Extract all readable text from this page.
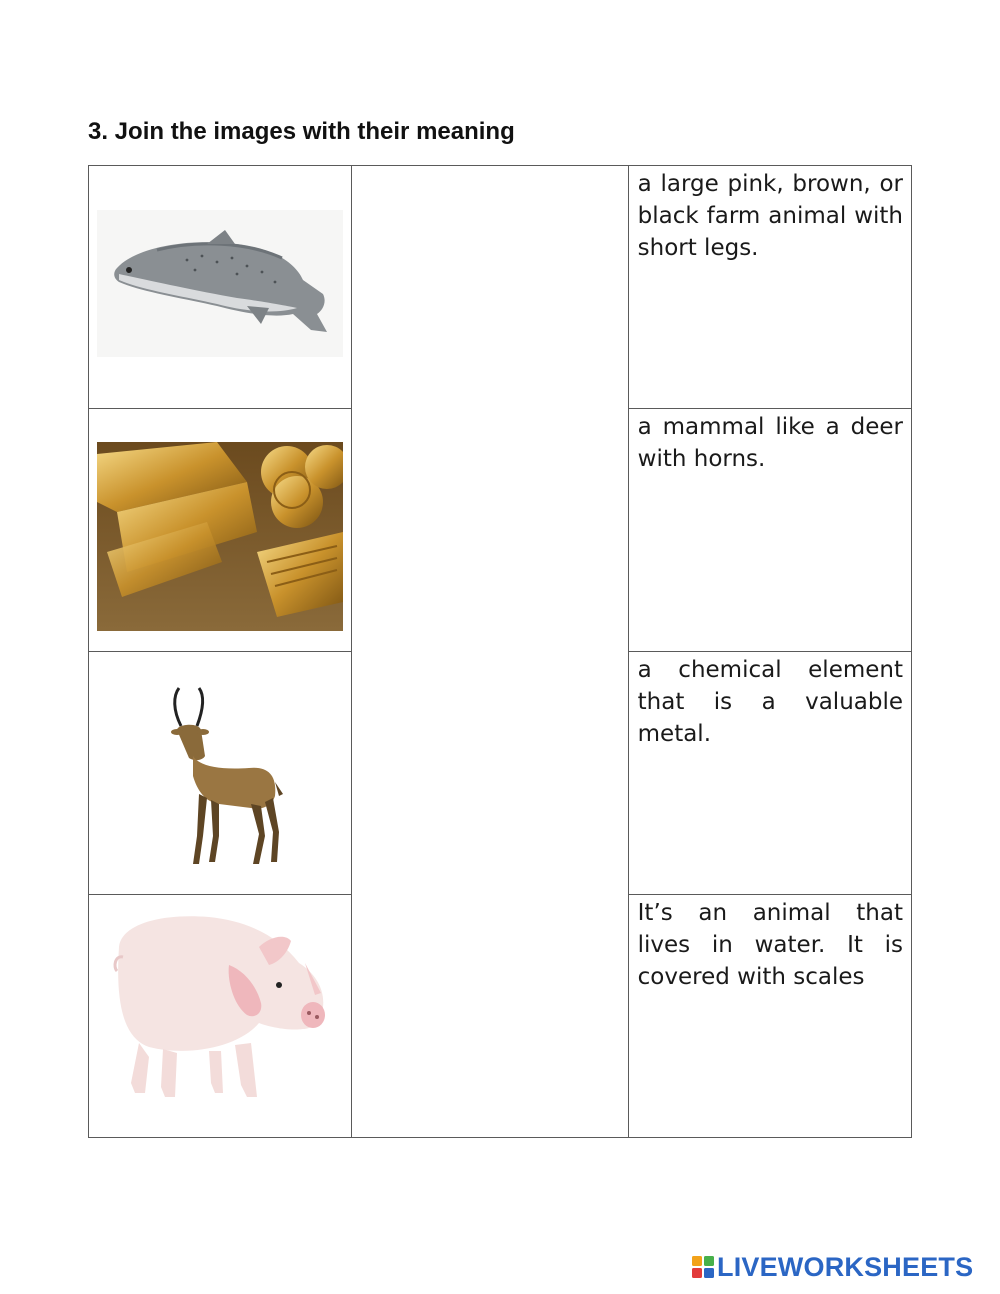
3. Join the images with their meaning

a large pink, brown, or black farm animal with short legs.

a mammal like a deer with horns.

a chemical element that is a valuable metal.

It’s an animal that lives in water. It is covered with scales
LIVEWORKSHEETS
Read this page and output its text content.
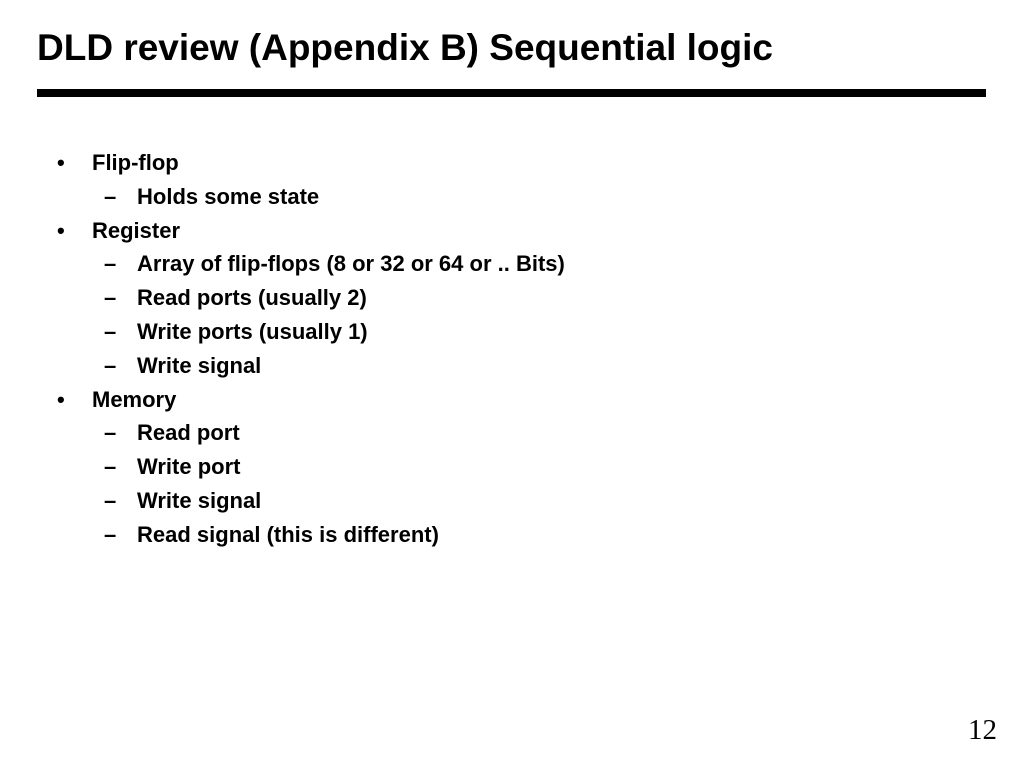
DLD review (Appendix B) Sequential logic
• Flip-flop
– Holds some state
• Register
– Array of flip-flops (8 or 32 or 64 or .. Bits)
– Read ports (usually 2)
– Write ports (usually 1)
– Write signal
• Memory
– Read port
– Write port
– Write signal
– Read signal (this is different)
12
§
**Work to complete:**
Transcribe the full listing character for character. Pictures are excluded.

**Reply:**
Extract all readable text from this page.
3. Join the images with their meaning

a large pink, brown, or black farm animal with short legs.

a mammal like a deer with horns.

a chemical element that is a valuable metal.

It’s an animal that lives in water. It is covered with scales
LIVEWORKSHEETS
Read this page and output its text content.
DLD review (Appendix B) Sequential logic
• Flip-flop
– Holds some state
• Register
– Array of flip-flops (8 or 32 or 64 or .. Bits)
– Read ports (usually 2)
– Write ports (usually 1)
– Write signal
• Memory
– Read port
– Write port
– Write signal
– Read signal (this is different)
12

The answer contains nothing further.